_Material proporcionado_
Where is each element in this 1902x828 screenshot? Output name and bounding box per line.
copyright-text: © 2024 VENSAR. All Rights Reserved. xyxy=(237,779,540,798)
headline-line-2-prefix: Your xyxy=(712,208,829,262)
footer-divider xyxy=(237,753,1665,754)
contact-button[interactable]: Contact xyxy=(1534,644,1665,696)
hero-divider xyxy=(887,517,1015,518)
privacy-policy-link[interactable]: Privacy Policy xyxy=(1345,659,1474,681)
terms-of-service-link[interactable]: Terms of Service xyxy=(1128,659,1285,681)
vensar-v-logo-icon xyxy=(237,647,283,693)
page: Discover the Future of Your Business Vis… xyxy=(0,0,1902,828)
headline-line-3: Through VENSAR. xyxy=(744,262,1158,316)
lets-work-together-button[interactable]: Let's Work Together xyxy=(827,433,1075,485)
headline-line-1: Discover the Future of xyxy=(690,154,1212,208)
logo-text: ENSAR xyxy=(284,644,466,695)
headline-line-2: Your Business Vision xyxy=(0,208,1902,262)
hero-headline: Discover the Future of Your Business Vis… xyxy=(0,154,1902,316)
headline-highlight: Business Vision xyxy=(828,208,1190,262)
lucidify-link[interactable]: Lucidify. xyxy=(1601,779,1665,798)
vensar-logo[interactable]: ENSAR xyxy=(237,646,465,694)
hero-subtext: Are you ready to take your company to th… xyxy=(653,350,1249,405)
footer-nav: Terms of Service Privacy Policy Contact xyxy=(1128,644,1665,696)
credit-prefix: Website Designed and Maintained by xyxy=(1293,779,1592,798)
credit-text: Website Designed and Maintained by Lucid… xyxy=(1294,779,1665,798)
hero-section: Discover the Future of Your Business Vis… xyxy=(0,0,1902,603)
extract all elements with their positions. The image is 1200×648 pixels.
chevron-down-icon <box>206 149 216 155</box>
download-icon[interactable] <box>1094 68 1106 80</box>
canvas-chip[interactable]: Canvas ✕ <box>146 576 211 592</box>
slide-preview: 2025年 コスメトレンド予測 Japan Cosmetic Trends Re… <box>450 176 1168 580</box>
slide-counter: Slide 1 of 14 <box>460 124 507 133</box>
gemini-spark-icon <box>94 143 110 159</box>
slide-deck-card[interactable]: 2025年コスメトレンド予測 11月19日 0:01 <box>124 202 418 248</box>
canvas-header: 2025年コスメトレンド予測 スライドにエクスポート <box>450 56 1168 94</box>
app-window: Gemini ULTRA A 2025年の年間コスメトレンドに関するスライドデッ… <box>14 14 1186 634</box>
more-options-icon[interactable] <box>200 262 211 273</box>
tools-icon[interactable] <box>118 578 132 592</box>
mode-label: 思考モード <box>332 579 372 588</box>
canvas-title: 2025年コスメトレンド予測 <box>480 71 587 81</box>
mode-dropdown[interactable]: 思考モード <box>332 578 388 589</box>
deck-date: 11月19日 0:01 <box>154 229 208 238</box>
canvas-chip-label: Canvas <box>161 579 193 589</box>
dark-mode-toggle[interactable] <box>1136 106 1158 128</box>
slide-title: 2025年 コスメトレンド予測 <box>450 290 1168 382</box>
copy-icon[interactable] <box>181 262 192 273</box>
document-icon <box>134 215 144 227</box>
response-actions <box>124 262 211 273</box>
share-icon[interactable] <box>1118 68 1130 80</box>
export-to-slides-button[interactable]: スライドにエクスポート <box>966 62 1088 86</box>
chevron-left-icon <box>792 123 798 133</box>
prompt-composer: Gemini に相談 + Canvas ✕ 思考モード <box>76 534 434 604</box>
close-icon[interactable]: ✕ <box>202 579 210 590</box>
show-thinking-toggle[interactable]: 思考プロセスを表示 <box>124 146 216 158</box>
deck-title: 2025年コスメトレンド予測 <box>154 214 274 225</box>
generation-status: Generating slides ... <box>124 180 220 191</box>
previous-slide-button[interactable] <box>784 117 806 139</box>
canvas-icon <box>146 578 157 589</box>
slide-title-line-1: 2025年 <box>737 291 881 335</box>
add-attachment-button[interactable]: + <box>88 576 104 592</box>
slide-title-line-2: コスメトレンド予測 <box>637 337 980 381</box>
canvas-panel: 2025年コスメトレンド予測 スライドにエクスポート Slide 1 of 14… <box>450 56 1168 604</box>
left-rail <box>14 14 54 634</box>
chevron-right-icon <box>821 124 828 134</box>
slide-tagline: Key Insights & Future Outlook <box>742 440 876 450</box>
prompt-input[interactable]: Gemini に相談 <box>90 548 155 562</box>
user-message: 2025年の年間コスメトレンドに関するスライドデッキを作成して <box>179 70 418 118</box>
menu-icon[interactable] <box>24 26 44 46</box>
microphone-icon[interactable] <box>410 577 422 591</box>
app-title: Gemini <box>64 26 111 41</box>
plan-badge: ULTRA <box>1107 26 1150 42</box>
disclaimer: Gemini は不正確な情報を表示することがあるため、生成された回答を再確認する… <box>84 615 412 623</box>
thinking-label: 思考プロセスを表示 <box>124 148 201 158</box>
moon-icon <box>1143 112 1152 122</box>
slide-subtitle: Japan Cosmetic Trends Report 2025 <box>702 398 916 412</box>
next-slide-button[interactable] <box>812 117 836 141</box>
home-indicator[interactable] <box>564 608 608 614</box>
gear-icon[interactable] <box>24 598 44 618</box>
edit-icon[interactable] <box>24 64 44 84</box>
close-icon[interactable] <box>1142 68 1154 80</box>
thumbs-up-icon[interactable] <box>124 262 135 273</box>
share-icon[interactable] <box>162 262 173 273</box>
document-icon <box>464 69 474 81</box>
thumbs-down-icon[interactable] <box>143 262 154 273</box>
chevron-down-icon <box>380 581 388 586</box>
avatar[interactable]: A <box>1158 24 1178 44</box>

_Qué hacer_
Por favor, reescribe todas las filas de arriba y sustituye "chevron-down-icon" por "arrow-down-icon". Deja todo lo demás igual.

_La respuesta_
Where is each element in this 1902x828 screenshot? Output name and bounding box per line.
copyright-text: © 2024 VENSAR. All Rights Reserved. xyxy=(237,779,540,798)
headline-line-2-prefix: Your xyxy=(712,208,829,262)
footer-divider xyxy=(237,753,1665,754)
contact-button[interactable]: Contact xyxy=(1534,644,1665,696)
hero-divider xyxy=(887,517,1015,518)
privacy-policy-link[interactable]: Privacy Policy xyxy=(1345,659,1474,681)
terms-of-service-link[interactable]: Terms of Service xyxy=(1128,659,1285,681)
vensar-v-logo-icon xyxy=(237,647,283,693)
page: Discover the Future of Your Business Vis… xyxy=(0,0,1902,828)
headline-line-3: Through VENSAR. xyxy=(744,262,1158,316)
lets-work-together-button[interactable]: Let's Work Together xyxy=(827,433,1075,485)
headline-line-1: Discover the Future of xyxy=(690,154,1212,208)
logo-text: ENSAR xyxy=(284,644,466,695)
headline-line-2: Your Business Vision xyxy=(0,208,1902,262)
hero-headline: Discover the Future of Your Business Vis… xyxy=(0,154,1902,316)
headline-highlight: Business Vision xyxy=(828,208,1190,262)
lucidify-link[interactable]: Lucidify. xyxy=(1601,779,1665,798)
vensar-logo[interactable]: ENSAR xyxy=(237,646,465,694)
hero-subtext: Are you ready to take your company to th… xyxy=(653,350,1249,405)
footer-nav: Terms of Service Privacy Policy Contact xyxy=(1128,644,1665,696)
credit-prefix: Website Designed and Maintained by xyxy=(1293,779,1592,798)
credit-text: Website Designed and Maintained by Lucid… xyxy=(1294,779,1665,798)
hero-section: Discover the Future of Your Business Vis… xyxy=(0,0,1902,603)
extract all elements with their positions. The image is 1200×648 pixels.
arrow-down-icon <box>206 149 216 155</box>
download-icon[interactable] <box>1094 68 1106 80</box>
canvas-chip[interactable]: Canvas ✕ <box>146 576 211 592</box>
slide-preview: 2025年 コスメトレンド予測 Japan Cosmetic Trends Re… <box>450 176 1168 580</box>
slide-counter: Slide 1 of 14 <box>460 124 507 133</box>
gemini-spark-icon <box>94 143 110 159</box>
slide-deck-card[interactable]: 2025年コスメトレンド予測 11月19日 0:01 <box>124 202 418 248</box>
canvas-header: 2025年コスメトレンド予測 スライドにエクスポート <box>450 56 1168 94</box>
app-window: Gemini ULTRA A 2025年の年間コスメトレンドに関するスライドデッ… <box>14 14 1186 634</box>
more-options-icon[interactable] <box>200 262 211 273</box>
tools-icon[interactable] <box>118 578 132 592</box>
mode-label: 思考モード <box>332 579 372 588</box>
canvas-title: 2025年コスメトレンド予測 <box>480 71 587 81</box>
mode-dropdown[interactable]: 思考モード <box>332 578 388 589</box>
deck-date: 11月19日 0:01 <box>154 229 208 238</box>
canvas-chip-label: Canvas <box>161 579 193 589</box>
dark-mode-toggle[interactable] <box>1136 106 1158 128</box>
slide-title: 2025年 コスメトレンド予測 <box>450 290 1168 382</box>
copy-icon[interactable] <box>181 262 192 273</box>
document-icon <box>134 215 144 227</box>
response-actions <box>124 262 211 273</box>
share-icon[interactable] <box>1118 68 1130 80</box>
export-to-slides-button[interactable]: スライドにエクスポート <box>966 62 1088 86</box>
chevron-left-icon <box>792 123 798 133</box>
prompt-composer: Gemini に相談 + Canvas ✕ 思考モード <box>76 534 434 604</box>
close-icon[interactable]: ✕ <box>202 579 210 590</box>
show-thinking-toggle[interactable]: 思考プロセスを表示 <box>124 146 216 158</box>
deck-title: 2025年コスメトレンド予測 <box>154 214 274 225</box>
generation-status: Generating slides ... <box>124 180 220 191</box>
previous-slide-button[interactable] <box>784 117 806 139</box>
canvas-icon <box>146 578 157 589</box>
slide-title-line-1: 2025年 <box>737 291 881 335</box>
add-attachment-button[interactable]: + <box>88 576 104 592</box>
slide-title-line-2: コスメトレンド予測 <box>637 337 980 381</box>
canvas-panel: 2025年コスメトレンド予測 スライドにエクスポート Slide 1 of 14… <box>450 56 1168 604</box>
left-rail <box>14 14 54 634</box>
chevron-right-icon <box>821 124 828 134</box>
slide-tagline: Key Insights & Future Outlook <box>742 440 876 450</box>
prompt-input[interactable]: Gemini に相談 <box>90 548 155 562</box>
user-message: 2025年の年間コスメトレンドに関するスライドデッキを作成して <box>179 70 418 118</box>
menu-icon[interactable] <box>24 26 44 46</box>
microphone-icon[interactable] <box>410 577 422 591</box>
app-title: Gemini <box>64 26 111 41</box>
plan-badge: ULTRA <box>1107 26 1150 42</box>
disclaimer: Gemini は不正確な情報を表示することがあるため、生成された回答を再確認する… <box>84 615 412 623</box>
thinking-label: 思考プロセスを表示 <box>124 148 201 158</box>
moon-icon <box>1143 112 1152 122</box>
slide-subtitle: Japan Cosmetic Trends Report 2025 <box>702 398 916 412</box>
next-slide-button[interactable] <box>812 117 836 141</box>
home-indicator[interactable] <box>564 608 608 614</box>
gear-icon[interactable] <box>24 598 44 618</box>
edit-icon[interactable] <box>24 64 44 84</box>
close-icon[interactable] <box>1142 68 1154 80</box>
thumbs-up-icon[interactable] <box>124 262 135 273</box>
share-icon[interactable] <box>162 262 173 273</box>
document-icon <box>464 69 474 81</box>
thumbs-down-icon[interactable] <box>143 262 154 273</box>
arrow-down-icon <box>380 581 388 586</box>
avatar[interactable]: A <box>1158 24 1178 44</box>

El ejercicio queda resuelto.